START EXERCISE INPUTS
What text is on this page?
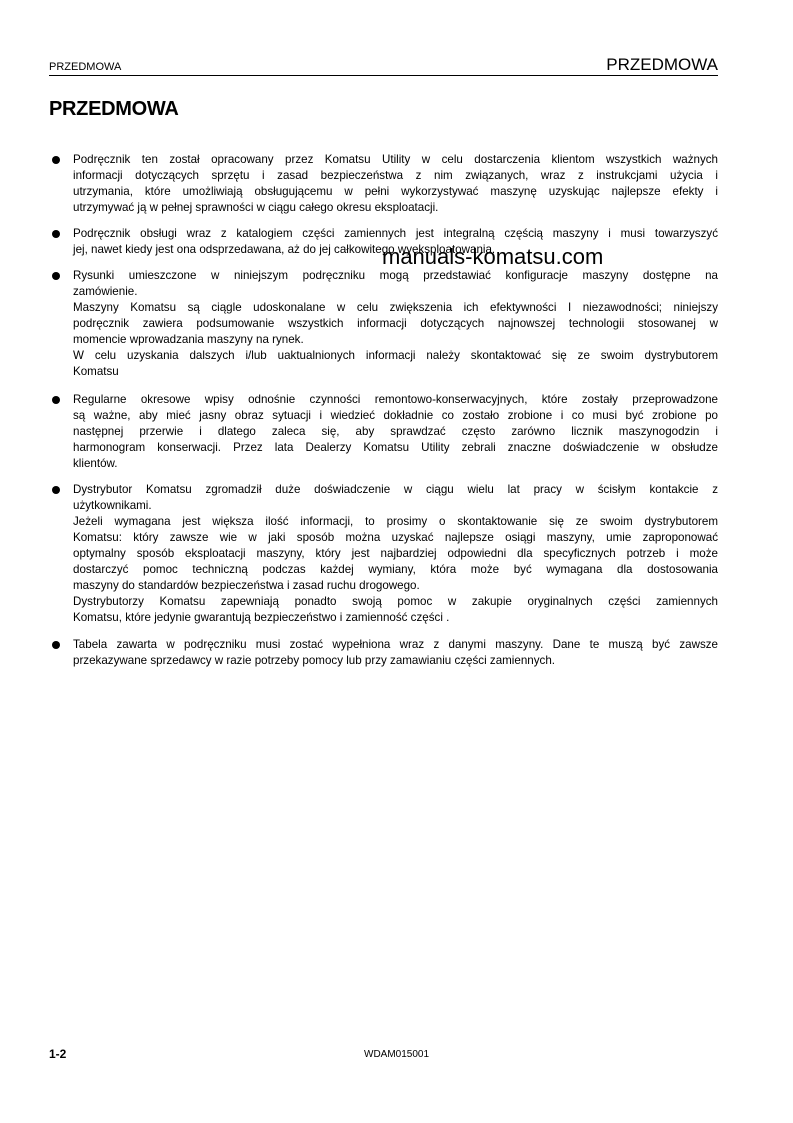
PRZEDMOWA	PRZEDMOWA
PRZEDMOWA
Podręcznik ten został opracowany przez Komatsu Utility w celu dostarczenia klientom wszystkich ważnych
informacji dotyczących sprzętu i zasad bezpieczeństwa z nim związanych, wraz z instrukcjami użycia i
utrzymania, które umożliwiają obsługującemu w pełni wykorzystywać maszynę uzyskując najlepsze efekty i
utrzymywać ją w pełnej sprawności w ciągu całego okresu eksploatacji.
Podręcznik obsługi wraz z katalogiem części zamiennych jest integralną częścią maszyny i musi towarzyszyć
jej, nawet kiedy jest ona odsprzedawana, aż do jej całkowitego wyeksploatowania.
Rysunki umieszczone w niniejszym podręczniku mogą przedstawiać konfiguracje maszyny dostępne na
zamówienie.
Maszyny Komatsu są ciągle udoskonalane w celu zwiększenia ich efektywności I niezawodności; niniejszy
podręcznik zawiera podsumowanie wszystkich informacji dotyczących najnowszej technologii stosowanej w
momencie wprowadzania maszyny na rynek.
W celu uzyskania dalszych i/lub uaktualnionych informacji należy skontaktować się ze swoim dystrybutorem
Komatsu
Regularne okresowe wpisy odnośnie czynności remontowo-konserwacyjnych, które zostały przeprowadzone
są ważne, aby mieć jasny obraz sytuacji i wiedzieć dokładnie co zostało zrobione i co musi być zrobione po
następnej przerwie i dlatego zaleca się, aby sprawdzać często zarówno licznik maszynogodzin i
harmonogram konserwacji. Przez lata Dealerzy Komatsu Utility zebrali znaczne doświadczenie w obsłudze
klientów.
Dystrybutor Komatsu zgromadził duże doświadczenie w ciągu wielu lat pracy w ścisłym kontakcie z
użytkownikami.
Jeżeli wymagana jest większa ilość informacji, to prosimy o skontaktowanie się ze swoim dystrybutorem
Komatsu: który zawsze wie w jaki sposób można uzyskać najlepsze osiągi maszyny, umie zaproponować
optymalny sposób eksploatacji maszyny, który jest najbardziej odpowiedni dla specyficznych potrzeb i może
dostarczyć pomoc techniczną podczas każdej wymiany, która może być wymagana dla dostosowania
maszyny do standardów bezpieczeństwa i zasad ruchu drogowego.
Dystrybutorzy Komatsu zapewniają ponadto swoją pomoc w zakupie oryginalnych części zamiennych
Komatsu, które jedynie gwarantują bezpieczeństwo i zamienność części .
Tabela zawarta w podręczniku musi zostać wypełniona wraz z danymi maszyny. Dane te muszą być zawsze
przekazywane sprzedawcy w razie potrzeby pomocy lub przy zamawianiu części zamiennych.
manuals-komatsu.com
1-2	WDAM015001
END EXERCISE INPUTS
* TASK DIRECTIONS
Count every line above that holds the word "doświadczenie", and state the number and nothing more.

* OUTPUT OF THE TASK
2